Scan the listing below. Copy each line that contains "pattern".

• [Extracted data]
--- START ---

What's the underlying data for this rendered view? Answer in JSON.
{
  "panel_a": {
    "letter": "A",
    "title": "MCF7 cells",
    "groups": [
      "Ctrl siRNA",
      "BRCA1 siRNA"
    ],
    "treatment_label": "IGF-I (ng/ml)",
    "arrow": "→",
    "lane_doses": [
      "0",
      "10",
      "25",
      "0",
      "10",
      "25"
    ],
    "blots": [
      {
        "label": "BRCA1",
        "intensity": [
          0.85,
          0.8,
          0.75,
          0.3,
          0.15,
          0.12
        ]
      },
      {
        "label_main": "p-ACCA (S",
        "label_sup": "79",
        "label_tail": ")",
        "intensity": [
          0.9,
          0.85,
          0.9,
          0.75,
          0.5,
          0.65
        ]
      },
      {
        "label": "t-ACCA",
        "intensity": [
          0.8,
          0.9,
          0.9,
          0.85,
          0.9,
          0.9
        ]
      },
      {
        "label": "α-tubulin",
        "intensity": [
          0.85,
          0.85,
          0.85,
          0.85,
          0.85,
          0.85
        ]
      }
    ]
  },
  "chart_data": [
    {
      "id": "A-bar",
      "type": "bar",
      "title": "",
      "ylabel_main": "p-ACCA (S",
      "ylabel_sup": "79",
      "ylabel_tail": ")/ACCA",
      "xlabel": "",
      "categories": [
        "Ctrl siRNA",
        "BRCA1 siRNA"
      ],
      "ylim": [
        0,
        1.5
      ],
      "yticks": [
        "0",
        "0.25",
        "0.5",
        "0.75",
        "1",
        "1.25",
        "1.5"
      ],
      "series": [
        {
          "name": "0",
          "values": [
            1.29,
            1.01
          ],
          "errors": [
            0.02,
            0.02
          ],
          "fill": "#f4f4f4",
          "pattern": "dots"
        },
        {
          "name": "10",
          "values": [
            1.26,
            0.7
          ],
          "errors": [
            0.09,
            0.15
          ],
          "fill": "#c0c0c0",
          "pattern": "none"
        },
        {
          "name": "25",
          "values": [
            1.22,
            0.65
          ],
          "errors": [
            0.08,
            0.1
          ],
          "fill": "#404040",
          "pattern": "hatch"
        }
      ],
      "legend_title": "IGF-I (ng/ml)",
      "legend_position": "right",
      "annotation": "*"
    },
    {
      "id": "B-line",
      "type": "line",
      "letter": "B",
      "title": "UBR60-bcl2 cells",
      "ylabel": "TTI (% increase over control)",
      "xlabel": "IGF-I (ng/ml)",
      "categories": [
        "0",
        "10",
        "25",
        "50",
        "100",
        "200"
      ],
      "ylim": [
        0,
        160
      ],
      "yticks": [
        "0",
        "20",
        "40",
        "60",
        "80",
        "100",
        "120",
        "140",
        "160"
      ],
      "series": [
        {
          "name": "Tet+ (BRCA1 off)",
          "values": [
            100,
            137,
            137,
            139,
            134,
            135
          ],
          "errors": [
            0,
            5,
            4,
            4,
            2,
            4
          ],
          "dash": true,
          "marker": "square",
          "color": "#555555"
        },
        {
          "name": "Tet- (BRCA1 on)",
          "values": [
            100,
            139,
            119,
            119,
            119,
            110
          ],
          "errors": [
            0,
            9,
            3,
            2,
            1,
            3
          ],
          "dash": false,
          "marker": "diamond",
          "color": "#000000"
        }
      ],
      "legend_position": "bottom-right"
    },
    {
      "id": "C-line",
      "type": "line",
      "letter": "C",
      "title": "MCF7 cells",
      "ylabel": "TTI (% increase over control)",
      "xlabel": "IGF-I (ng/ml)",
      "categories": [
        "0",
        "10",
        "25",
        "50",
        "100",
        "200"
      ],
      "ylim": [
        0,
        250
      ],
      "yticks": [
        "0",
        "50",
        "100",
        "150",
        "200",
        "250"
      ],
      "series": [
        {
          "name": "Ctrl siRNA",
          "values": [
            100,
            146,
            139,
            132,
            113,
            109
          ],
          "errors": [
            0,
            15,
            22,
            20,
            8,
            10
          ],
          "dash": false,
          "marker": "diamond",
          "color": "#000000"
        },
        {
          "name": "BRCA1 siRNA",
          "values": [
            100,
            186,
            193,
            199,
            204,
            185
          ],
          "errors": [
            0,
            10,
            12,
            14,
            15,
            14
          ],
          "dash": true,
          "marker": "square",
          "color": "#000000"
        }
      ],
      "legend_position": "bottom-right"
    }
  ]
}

--- END ---
--- START ---

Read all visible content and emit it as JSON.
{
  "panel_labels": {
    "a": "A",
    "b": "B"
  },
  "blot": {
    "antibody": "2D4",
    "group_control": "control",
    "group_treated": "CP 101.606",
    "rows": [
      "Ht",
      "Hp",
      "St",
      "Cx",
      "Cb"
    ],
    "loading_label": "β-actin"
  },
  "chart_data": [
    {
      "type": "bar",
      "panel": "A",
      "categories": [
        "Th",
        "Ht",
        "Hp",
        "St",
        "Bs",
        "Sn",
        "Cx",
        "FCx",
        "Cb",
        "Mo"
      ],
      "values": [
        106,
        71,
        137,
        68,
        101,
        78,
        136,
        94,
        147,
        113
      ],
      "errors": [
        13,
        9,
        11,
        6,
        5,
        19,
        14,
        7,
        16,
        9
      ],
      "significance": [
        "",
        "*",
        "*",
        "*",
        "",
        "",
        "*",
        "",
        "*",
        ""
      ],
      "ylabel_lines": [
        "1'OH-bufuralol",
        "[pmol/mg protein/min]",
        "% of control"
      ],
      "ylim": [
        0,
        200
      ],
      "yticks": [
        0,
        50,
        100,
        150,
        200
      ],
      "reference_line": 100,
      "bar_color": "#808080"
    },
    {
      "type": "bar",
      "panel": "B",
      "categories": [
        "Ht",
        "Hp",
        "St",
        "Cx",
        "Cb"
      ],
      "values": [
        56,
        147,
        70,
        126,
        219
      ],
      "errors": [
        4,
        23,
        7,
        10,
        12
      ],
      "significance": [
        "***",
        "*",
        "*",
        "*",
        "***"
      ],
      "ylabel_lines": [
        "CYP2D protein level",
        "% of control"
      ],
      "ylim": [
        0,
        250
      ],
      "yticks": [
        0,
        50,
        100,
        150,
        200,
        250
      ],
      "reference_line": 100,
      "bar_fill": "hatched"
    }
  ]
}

--- END ---

• [Exercise answer]
          "pattern": "dots"
          "pattern": "none"
          "pattern": "hatch"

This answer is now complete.